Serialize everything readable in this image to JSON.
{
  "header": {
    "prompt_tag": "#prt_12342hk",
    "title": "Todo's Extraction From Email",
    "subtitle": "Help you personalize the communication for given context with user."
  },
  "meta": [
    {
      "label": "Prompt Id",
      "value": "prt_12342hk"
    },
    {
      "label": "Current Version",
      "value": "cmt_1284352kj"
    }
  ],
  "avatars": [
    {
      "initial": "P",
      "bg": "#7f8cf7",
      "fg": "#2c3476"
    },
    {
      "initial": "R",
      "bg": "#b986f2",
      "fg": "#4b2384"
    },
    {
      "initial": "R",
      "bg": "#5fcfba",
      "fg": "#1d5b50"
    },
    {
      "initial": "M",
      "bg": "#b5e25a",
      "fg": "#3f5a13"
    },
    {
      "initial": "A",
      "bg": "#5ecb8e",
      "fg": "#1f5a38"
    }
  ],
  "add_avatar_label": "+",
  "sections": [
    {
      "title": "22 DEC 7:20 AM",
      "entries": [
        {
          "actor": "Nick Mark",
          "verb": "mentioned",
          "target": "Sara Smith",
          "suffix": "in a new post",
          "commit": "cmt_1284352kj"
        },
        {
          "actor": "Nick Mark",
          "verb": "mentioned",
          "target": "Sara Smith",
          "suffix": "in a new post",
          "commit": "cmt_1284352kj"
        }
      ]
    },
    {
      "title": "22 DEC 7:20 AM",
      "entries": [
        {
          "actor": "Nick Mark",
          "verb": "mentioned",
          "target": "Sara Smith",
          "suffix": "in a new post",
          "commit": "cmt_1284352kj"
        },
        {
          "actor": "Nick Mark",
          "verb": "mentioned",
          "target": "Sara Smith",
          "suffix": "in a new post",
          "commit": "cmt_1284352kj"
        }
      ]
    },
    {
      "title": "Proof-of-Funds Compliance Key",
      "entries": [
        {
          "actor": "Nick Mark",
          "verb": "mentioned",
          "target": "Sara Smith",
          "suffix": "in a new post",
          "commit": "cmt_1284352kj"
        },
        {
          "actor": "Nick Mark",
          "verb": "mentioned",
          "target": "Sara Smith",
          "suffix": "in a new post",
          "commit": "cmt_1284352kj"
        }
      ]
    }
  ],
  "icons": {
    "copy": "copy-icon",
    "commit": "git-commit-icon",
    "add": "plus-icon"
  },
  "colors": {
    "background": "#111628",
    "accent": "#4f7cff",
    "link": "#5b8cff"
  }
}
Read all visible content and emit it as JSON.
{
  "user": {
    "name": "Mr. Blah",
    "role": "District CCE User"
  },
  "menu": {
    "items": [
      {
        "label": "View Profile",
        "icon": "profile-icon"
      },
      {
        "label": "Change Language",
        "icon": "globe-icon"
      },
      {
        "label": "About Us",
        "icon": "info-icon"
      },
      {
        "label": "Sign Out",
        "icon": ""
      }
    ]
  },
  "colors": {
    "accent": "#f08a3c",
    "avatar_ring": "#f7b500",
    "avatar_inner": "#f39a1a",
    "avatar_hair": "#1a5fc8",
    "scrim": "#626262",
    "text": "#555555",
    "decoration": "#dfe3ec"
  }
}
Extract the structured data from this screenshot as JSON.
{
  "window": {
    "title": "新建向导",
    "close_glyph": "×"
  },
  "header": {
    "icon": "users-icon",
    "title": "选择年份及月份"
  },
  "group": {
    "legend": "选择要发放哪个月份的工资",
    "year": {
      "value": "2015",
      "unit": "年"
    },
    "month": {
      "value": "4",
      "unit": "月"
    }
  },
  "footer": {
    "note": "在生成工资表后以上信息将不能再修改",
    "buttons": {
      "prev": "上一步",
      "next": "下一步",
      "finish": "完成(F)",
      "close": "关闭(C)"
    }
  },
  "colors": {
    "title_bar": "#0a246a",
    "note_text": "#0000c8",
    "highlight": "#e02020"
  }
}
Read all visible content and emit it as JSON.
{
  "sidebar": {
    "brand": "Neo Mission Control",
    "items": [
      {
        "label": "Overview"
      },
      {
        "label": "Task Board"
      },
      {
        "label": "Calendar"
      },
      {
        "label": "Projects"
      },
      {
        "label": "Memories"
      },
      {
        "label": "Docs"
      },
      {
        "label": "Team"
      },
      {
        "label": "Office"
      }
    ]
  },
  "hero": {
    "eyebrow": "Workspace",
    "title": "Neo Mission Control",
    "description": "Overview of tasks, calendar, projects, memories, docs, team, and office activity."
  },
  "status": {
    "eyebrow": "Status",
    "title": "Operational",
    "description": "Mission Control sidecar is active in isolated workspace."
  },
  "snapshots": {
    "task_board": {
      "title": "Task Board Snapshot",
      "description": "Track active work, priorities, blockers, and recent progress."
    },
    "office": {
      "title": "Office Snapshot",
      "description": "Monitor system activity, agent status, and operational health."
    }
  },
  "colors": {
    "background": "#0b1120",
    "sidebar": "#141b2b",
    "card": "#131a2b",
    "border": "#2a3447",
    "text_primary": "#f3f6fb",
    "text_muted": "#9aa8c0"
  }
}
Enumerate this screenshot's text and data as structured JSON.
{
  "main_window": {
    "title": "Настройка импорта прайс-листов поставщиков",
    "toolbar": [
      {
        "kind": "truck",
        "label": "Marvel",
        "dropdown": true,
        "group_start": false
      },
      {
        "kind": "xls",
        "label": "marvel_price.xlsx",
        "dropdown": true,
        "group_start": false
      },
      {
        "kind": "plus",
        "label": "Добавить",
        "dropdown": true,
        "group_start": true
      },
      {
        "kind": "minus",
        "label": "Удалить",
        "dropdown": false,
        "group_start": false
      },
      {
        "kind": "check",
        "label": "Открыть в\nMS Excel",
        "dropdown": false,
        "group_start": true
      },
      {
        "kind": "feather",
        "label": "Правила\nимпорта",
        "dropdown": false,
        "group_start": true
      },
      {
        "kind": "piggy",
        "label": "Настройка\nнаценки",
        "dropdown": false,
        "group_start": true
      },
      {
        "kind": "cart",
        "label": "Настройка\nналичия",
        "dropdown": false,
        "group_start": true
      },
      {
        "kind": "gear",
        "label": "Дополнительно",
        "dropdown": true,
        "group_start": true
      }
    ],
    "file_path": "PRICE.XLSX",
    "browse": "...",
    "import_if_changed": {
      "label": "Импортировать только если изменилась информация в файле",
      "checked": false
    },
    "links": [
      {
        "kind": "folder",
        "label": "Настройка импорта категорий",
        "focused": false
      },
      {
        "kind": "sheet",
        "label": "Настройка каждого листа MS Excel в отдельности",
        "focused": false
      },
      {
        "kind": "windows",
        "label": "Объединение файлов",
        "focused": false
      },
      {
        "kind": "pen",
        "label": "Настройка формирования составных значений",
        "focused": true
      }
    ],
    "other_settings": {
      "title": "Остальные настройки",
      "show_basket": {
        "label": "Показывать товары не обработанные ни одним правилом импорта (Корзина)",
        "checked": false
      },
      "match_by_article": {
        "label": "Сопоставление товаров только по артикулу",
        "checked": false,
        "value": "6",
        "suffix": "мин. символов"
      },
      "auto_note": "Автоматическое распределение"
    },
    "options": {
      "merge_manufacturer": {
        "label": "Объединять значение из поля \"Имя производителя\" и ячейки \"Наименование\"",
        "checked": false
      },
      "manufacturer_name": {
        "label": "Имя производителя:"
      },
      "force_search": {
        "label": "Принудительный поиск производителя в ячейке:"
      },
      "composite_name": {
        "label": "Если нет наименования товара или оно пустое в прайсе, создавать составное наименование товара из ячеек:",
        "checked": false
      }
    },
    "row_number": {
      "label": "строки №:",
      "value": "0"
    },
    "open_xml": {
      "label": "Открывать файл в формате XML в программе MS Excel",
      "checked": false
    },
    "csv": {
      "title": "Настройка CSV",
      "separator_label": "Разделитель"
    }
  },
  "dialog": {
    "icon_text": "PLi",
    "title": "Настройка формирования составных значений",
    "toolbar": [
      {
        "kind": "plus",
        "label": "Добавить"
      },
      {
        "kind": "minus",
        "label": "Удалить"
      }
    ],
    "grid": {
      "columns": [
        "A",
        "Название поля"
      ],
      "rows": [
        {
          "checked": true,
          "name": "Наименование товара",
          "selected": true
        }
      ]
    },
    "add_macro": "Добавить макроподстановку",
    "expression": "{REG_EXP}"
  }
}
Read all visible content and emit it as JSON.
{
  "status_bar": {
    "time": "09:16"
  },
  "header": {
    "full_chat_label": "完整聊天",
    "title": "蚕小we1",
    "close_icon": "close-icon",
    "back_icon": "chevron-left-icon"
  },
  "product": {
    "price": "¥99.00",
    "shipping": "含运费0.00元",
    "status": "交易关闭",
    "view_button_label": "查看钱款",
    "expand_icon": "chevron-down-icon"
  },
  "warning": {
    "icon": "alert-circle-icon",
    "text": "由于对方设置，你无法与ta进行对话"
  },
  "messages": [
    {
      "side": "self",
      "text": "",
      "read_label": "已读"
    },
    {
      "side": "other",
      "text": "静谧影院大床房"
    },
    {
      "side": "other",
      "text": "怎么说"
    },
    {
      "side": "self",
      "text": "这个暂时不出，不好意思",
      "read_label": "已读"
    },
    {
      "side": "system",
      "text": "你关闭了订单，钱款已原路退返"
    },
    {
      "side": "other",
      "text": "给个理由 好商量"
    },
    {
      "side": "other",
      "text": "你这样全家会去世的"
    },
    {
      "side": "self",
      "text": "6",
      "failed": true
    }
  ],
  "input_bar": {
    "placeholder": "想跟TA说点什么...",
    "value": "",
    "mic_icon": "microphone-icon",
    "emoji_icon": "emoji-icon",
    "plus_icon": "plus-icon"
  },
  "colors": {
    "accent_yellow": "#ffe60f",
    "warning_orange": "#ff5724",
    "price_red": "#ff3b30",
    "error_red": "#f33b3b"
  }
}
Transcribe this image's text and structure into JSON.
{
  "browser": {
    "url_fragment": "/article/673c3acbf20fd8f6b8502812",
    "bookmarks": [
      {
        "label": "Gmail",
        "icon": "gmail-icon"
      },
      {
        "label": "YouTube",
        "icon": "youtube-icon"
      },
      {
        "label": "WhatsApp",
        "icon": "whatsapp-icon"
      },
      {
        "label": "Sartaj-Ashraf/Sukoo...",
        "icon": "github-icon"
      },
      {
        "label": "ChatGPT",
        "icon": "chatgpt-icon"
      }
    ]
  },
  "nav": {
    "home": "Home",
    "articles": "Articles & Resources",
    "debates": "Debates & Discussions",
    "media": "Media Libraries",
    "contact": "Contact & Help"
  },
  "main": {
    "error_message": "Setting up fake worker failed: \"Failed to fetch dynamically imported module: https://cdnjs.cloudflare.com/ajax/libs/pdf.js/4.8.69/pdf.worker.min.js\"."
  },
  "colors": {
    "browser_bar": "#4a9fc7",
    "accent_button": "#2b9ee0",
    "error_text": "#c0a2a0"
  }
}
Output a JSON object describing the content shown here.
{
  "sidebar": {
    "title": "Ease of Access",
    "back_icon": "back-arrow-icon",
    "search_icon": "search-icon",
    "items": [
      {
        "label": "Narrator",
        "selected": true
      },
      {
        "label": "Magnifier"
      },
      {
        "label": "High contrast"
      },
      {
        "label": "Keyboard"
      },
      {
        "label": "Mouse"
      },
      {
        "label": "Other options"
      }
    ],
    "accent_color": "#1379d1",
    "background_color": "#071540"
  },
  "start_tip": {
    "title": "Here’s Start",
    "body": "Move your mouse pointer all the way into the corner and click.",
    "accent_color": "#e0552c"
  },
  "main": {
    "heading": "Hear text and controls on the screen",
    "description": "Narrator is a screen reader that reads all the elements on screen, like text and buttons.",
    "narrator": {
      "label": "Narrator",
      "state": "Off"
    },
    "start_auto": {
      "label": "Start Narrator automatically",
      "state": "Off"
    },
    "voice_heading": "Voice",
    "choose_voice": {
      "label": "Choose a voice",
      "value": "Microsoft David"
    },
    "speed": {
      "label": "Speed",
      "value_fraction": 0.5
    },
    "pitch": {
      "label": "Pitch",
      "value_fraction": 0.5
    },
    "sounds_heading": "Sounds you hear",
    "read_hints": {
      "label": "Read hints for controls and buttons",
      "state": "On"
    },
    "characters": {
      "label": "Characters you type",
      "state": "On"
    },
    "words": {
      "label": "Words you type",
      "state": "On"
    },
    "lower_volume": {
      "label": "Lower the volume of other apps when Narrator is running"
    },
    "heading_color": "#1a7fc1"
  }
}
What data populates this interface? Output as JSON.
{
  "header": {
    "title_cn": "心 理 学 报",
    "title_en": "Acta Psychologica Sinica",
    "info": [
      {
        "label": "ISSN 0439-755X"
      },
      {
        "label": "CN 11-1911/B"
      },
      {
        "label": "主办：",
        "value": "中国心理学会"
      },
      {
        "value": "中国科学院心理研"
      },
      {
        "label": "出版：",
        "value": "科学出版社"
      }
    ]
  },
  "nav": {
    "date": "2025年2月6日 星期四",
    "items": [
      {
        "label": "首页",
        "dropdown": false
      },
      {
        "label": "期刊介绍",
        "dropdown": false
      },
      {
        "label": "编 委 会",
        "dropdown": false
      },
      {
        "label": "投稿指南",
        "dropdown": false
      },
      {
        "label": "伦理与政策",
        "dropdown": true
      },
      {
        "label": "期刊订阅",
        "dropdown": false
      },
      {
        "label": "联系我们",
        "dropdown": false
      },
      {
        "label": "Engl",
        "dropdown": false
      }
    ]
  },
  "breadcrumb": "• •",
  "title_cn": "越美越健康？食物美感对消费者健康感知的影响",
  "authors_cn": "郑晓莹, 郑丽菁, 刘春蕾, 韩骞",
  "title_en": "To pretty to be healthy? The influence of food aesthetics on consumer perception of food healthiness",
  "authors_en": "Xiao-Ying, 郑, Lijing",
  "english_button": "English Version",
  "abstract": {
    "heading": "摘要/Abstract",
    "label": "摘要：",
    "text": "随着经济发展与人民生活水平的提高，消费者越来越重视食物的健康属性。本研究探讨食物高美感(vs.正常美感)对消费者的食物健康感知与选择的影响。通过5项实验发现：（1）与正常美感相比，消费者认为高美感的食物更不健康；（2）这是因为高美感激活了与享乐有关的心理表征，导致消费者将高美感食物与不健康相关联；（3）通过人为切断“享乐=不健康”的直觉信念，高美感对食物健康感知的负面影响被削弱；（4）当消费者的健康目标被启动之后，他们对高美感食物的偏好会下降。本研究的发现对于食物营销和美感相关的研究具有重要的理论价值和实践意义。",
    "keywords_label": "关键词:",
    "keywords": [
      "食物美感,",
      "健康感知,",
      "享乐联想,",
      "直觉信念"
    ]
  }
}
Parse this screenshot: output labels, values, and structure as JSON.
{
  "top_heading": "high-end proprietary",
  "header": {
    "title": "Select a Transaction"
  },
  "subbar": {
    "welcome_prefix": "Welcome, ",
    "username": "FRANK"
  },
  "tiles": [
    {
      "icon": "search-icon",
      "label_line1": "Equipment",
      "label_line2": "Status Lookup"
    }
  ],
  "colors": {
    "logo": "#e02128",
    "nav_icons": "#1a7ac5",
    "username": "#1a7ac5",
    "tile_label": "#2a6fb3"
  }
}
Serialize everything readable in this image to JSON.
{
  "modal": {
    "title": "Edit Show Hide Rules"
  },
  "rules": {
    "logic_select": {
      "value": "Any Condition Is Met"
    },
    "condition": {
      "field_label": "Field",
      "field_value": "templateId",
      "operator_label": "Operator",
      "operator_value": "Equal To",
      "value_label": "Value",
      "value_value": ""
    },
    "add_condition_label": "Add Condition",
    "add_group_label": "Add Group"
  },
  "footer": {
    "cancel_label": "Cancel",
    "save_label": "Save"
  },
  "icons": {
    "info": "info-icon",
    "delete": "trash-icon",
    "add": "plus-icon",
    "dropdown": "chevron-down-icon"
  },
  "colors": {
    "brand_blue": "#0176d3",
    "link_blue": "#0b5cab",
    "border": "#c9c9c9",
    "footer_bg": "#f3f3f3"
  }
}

▶ **TASK**: Select every line of the material above holding the word "initial" and copy it.

▶ **TASK RESPONSE**:
      "initial": "P",
      "initial": "R",
      "initial": "R",
      "initial": "M",
      "initial": "A",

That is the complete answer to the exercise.